Locate each line containing the string "割り算①やり方" and copy it out.

[Extracted records]
══════════════════════════════
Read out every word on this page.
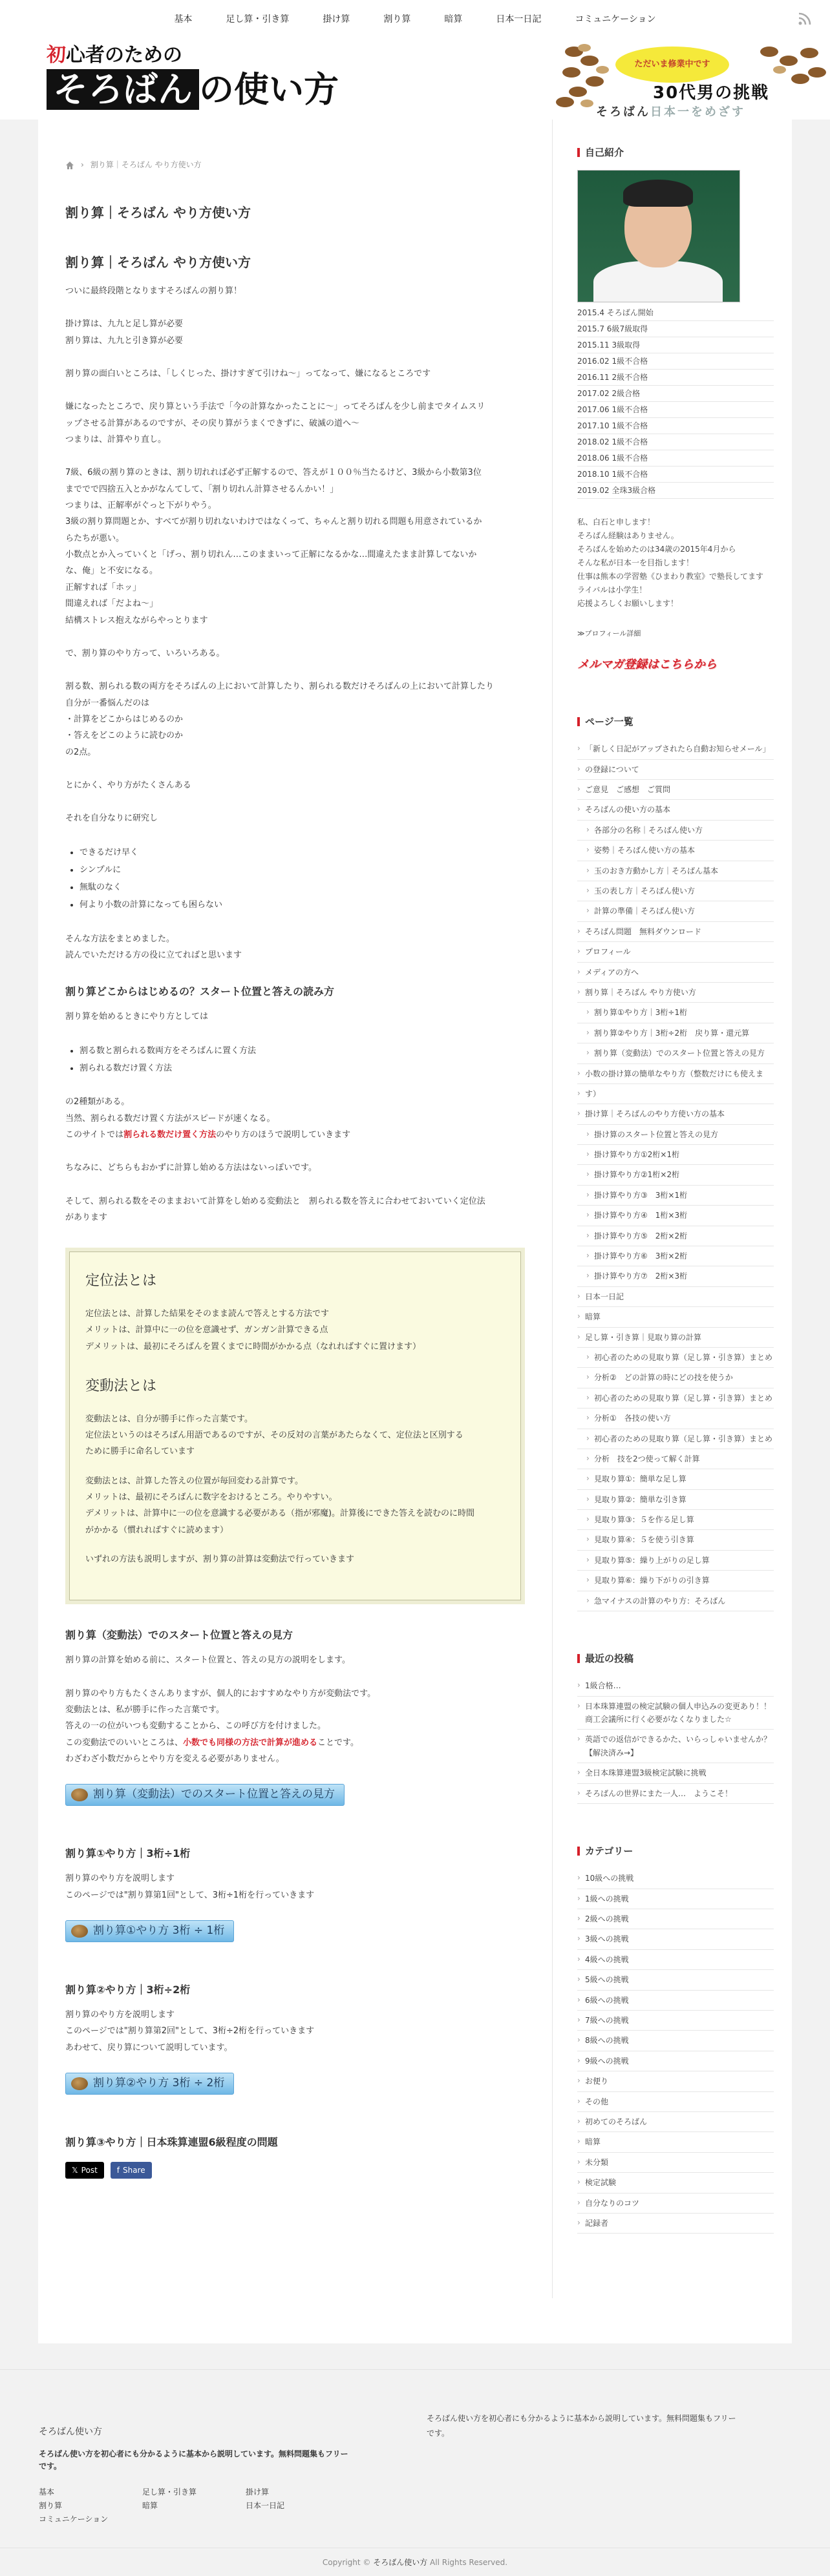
基本	足し算・引き算	掛け算	割り算	暗算	日本一日記	コミュニケーション
初心者のための
そろばん の使い方
ただいま修業中です
30代男の挑戦
そろばん日本一をめざす
› 割り算｜そろばん やり方使い方
割り算｜そろばん やり方使い方
割り算｜そろばん やり方使い方
ついに最終段階となりますそろばんの割り算！
掛け算は、九九と足し算が必要
割り算は、九九と引き算が必要
割り算の面白いところは、「しくじった、掛けすぎて引けね〜」ってなって、嫌になるところです
嫌になったところで、戻り算という手法で「今の計算なかったことに〜」ってそろばんを少し前までタイムスリ
ップさせる計算があるのですが、その戻り算がうまくできずに、破滅の道へ〜
つまりは、計算やり直し。
7級、6級の割り算のときは、割り切れれば必ず正解するので、答えが１００％当たるけど、3級から小数第3位
まででで四捨五入とかがなんてして、「割り切れん計算させるんかい！」
つまりは、正解率がぐっと下がりやう。
3級の割り算問題とか、すべてが割り切れないわけではなくって、ちゃんと割り切れる問題も用意されているか
らたちが悪い。
小数点とか入っていくと「げっ、割り切れん…このままいって正解になるかな…間違えたまま計算してないか
な、俺」と不安になる。
正解すれば「ホッ」
間違えれば「だよね〜」
結構ストレス抱えながらやっとります
で、割り算のやり方って、いろいろある。
割る数、割られる数の両方をそろばんの上において計算したり、割られる数だけそろばんの上において計算したり
自分が一番悩んだのは
・計算をどこからはじめるのか
・答えをどこのように読むのか
の2点。
とにかく、やり方がたくさんある
それを自分なりに研究し
• できるだけ早く
• シンプルに
• 無駄のなく
• 何より小数の計算になっても困らない
そんな方法をまとめました。
読んでいただける方の役に立てればと思います
割り算どこからはじめるの？スタート位置と答えの読み方
割り算を始めるときにやり方としては
• 割る数と割られる数両方をそろばんに置く方法
• 割られる数だけ置く方法
の2種類がある。
当然、割られる数だけ置く方法がスピードが速くなる。
このサイトでは割られる数だけ置く方法のやり方のほうで説明していきます
ちなみに、どちらもおかずに計算し始める方法はないっぽいです。
そして、割られる数をそのままおいて計算をし始める変動法と　割られる数を答えに合わせておいていく定位法
があります
定位法とは
定位法とは、計算した結果をそのまま読んで答えとする方法です
メリットは、計算中に一の位を意識せず、ガンガン計算できる点
デメリットは、最初にそろばんを置くまでに時間がかかる点（なれればすぐに置けます）
変動法とは
変動法とは、自分が勝手に作った言葉です。
定位法というのはそろばん用語であるのですが、その反対の言葉があたらなくて、定位法と区別する
ために勝手に命名しています
変動法とは、計算した答えの位置が毎回変わる計算です。
メリットは、最初にそろばんに数字をおけるところ。やりやすい。
デメリットは、計算中に一の位を意識する必要がある（指が邪魔)。計算後にできた答えを読むのに時間
がかかる（慣れればすぐに読めます）
いずれの方法も説明しますが、割り算の計算は変動法で行っていきます
割り算（変動法）でのスタート位置と答えの見方
割り算の計算を始める前に、スタート位置と、答えの見方の説明をします。
割り算のやり方もたくさんありますが、個人的におすすめなやり方が変動法です。
変動法とは、私が勝手に作った言葉です。
答えの一の位がいつも変動することから、この呼び方を付けました。
この変動法でのいいところは、小数でも同様の方法で計算が進めることです。
わざわざ小数だからとやり方を変える必要がありません。
割り算（変動法）でのスタート位置と答えの見方
割り算①やり方｜3桁÷1桁
割り算のやり方を説明します
このページでは"割り算第1回"として、3桁÷1桁を行っていきます
割り算①やり方 3桁 ÷ 1桁
割り算②やり方｜3桁÷2桁
割り算のやり方を説明します
このページでは"割り算第2回"として、3桁÷2桁を行っていきます
あわせて、戻り算について説明しています。
割り算②やり方 3桁 ÷ 2桁
割り算③やり方｜日本珠算連盟6級程度の問題
𝕏 Post	f Share
自己紹介
2015.4 そろばん開始
2015.7 6級7級取得
2015.11 3級取得
2016.02 1級不合格
2016.11 2級不合格
2017.02 2級合格
2017.06 1級不合格
2017.10 1級不合格
2018.02 1級不合格
2018.06 1級不合格
2018.10 1級不合格
2019.02 全珠3級合格
私、白石と申します！
そろばん経験はありません。
そろばんを始めたのは34歳の2015年4月から
そんな私が日本一を目指します！
仕事は熊本の学習塾《ひまわり教室》で塾長してます
ライバルは小学生！
応援よろしくお願いします！
≫プロフィール詳細
メルマガ登録はこちらから
ページ一覧
› 「新しく日記がアップされたら自動お知らせメール」
› の登録について
› ご意見　ご感想　ご質問
› そろばんの使い方の基本
› 各部分の名称｜そろばん使い方
› 姿勢｜そろばん使い方の基本
› 玉のおき方動かし方｜そろばん基本
› 玉の表し方｜そろばん使い方
› 計算の準備｜そろばん使い方
› そろばん問題　無料ダウンロード
› プロフィール
› メディアの方へ
› 割り算｜そろばん やり方使い方
› 割り算①やり方｜3桁÷1桁
› 割り算②やり方｜3桁÷2桁　戻り算・還元算
› 割り算（変動法）でのスタート位置と答えの見方
› 小数の掛け算の簡単なやり方（整数だけにも使えま
› す）
› 掛け算｜そろばんのやり方使い方の基本
› 掛け算のスタート位置と答えの見方
› 掛け算やり方①2桁×1桁
› 掛け算やり方②1桁×2桁
› 掛け算やり方③　3桁×1桁
› 掛け算やり方④　1桁×3桁
› 掛け算やり方⑤　2桁×2桁
› 掛け算やり方⑥　3桁×2桁
› 掛け算やり方⑦　2桁×3桁
› 日本一日記
› 暗算
› 足し算・引き算｜見取り算の計算
› 初心者のための見取り算（足し算・引き算）まとめ
› 分析②　どの計算の時にどの技を使うか
› 初心者のための見取り算（足し算・引き算）まとめ
› 分析①　各技の使い方
› 初心者のための見取り算（足し算・引き算）まとめ
› 分析　技を2つ使って解く計算
› 見取り算①：簡単な足し算
› 見取り算②：簡単な引き算
› 見取り算③：５を作る足し算
› 見取り算④：５を使う引き算
› 見取り算⑤：繰り上がりの足し算
› 見取り算⑥：繰り下がりの引き算
› 急マイナスの計算のやり方：そろばん
最近の投稿
› 1級合格…
› 日本珠算連盟の検定試験の個人申込みの変更あり！！　商工会議所に行く必要がなくなりました☆
› 英語での返信ができるかた、いらっしゃいませんか？【解決済み→】
› 全日本珠算連盟3級検定試験に挑戦
› そろばんの世界にまた一人…　ようこそ！
カテゴリー
› 10級への挑戦
› 1級への挑戦
› 2級への挑戦
› 3級への挑戦
› 4級への挑戦
› 5級への挑戦
› 6級への挑戦
› 7級への挑戦
› 8級への挑戦
› 9級への挑戦
› お便り
› その他
› 初めてのそろばん
› 暗算
› 未分類
› 検定試験
› 自分なりのコツ
› 記録者
そろばん使い方
そろばん使い方を初心者にも分かるように基本から説明しています。無料問題集もフリーです。
基本	足し算・引き算	掛け算
割り算	暗算	日本一日記
コミュニケーション
そろばん使い方を初心者にも分かるように基本から説明しています。無料問題集もフリーです。
Copyright © そろばん使い方 All Rights Reserved.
══════════════════════════════
§ Exercise solution:
割り算①やり方｜3桁÷1桁
割り算①やり方 3桁 ÷ 1桁
› 割り算①やり方｜3桁÷1桁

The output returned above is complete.